═════ Data shown ═════
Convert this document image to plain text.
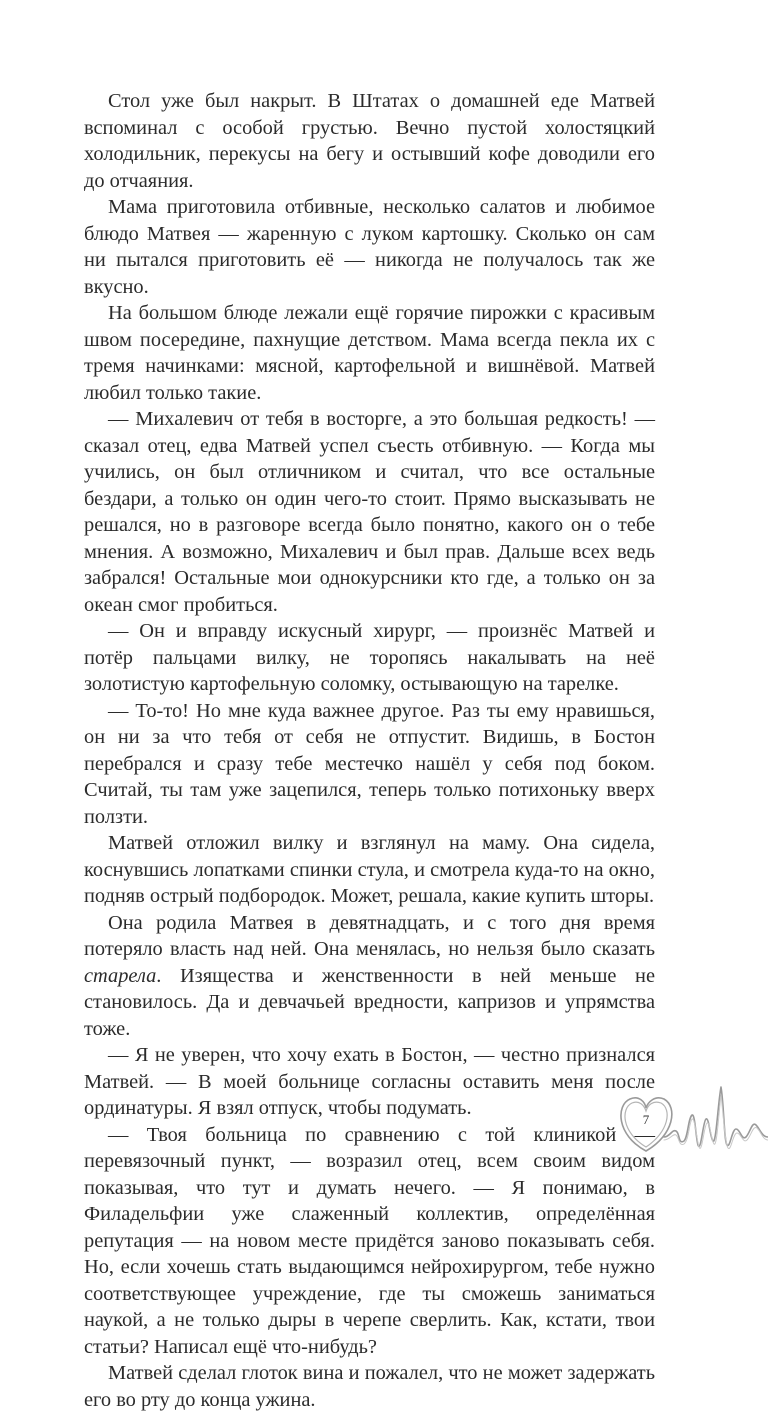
Стол уже был накрыт. В Штатах о домашней еде Матвей вспоминал с особой грустью. Вечно пустой холостяцкий холодильник, перекусы на бегу и остывший кофе доводили его до отчаяния.

Мама приготовила отбивные, несколько салатов и любимое блюдо Матвея — жаренную с луком картошку. Сколько он сам ни пытался приготовить её — никогда не получалось так же вкусно.

На большом блюде лежали ещё горячие пирожки с красивым швом посередине, пахнущие детством. Мама всегда пекла их с тремя начинками: мясной, картофельной и вишнёвой. Матвей любил только такие.

— Михалевич от тебя в восторге, а это большая редкость! — сказал отец, едва Матвей успел съесть отбивную. — Когда мы учились, он был отличником и считал, что все остальные бездари, а только он один чего-то стоит. Прямо высказывать не решался, но в разговоре всегда было понятно, какого он о тебе мнения. А возможно, Михалевич и был прав. Дальше всех ведь забрался! Остальные мои однокурсники кто где, а только он за океан смог пробиться.

— Он и вправду искусный хирург, — произнёс Матвей и потёр пальцами вилку, не торопясь накалывать на неё золотистую картофельную соломку, остывающую на тарелке.

— То-то! Но мне куда важнее другое. Раз ты ему нравишься, он ни за что тебя от себя не отпустит. Видишь, в Бостон перебрался и сразу тебе местечко нашёл у себя под боком. Считай, ты там уже зацепился, теперь только потихоньку вверх ползти.

Матвей отложил вилку и взглянул на маму. Она сидела, коснувшись лопатками спинки стула, и смотрела куда-то на окно, подняв острый подбородок. Может, решала, какие купить шторы.

Она родила Матвея в девятнадцать, и с того дня время потеряло власть над ней. Она менялась, но нельзя было сказать старела. Изящества и женственности в ней меньше не становилось. Да и девчачьей вредности, капризов и упрямства тоже.

— Я не уверен, что хочу ехать в Бостон, — честно признался Матвей. — В моей больнице согласны оставить меня после ординатуры. Я взял отпуск, чтобы подумать.

— Твоя больница по сравнению с той клиникой — перевязочный пункт, — возразил отец, всем своим видом показывая, что тут и думать нечего. — Я понимаю, в Филадельфии уже слаженный коллектив, определённая репутация — на новом месте придётся заново показывать себя. Но, если хочешь стать выдающимся нейрохирургом, тебе нужно соответствующее учреждение, где ты сможешь заниматься наукой, а не только дыры в черепе сверлить. Как, кстати, твои статьи? Написал ещё что-нибудь?

Матвей сделал глоток вина и пожалел, что не может задержать его во рту до конца ужина.

7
═════
Goal ::
Copy the listing over exactly, skipping the pictures it holds.

Output of the task ::
Convert this document image to plain text.
Стол уже был накрыт. В Штатах о домашней еде Матвей вспоминал с особой грустью. Вечно пустой холостяцкий холодильник, перекусы на бегу и остывший кофе доводили его до отчаяния.

Мама приготовила отбивные, несколько салатов и любимое блюдо Матвея — жаренную с луком картошку. Сколько он сам ни пытался приготовить её — никогда не получалось так же вкусно.

На большом блюде лежали ещё горячие пирожки с красивым швом посередине, пахнущие детством. Мама всегда пекла их с тремя начинками: мясной, картофельной и вишнёвой. Матвей любил только такие.

— Михалевич от тебя в восторге, а это большая редкость! — сказал отец, едва Матвей успел съесть отбивную. — Когда мы учились, он был отличником и считал, что все остальные бездари, а только он один чего-то стоит. Прямо высказывать не решался, но в разговоре всегда было понятно, какого он о тебе мнения. А возможно, Михалевич и был прав. Дальше всех ведь забрался! Остальные мои однокурсники кто где, а только он за океан смог пробиться.

— Он и вправду искусный хирург, — произнёс Матвей и потёр пальцами вилку, не торопясь накалывать на неё золотистую картофельную соломку, остывающую на тарелке.

— То-то! Но мне куда важнее другое. Раз ты ему нравишься, он ни за что тебя от себя не отпустит. Видишь, в Бостон перебрался и сразу тебе местечко нашёл у себя под боком. Считай, ты там уже зацепился, теперь только потихоньку вверх ползти.

Матвей отложил вилку и взглянул на маму. Она сидела, коснувшись лопатками спинки стула, и смотрела куда-то на окно, подняв острый подбородок. Может, решала, какие купить шторы.

Она родила Матвея в девятнадцать, и с того дня время потеряло власть над ней. Она менялась, но нельзя было сказать старела. Изящества и женственности в ней меньше не становилось. Да и девчачьей вредности, капризов и упрямства тоже.

— Я не уверен, что хочу ехать в Бостон, — честно признался Матвей. — В моей больнице согласны оставить меня после ординатуры. Я взял отпуск, чтобы подумать.

— Твоя больница по сравнению с той клиникой — перевязочный пункт, — возразил отец, всем своим видом показывая, что тут и думать нечего. — Я понимаю, в Филадельфии уже слаженный коллектив, определённая репутация — на новом месте придётся заново показывать себя. Но, если хочешь стать выдающимся нейрохирургом, тебе нужно соответствующее учреждение, где ты сможешь заниматься наукой, а не только дыры в черепе сверлить. Как, кстати, твои статьи? Написал ещё что-нибудь?

Матвей сделал глоток вина и пожалел, что не может задержать его во рту до конца ужина.

7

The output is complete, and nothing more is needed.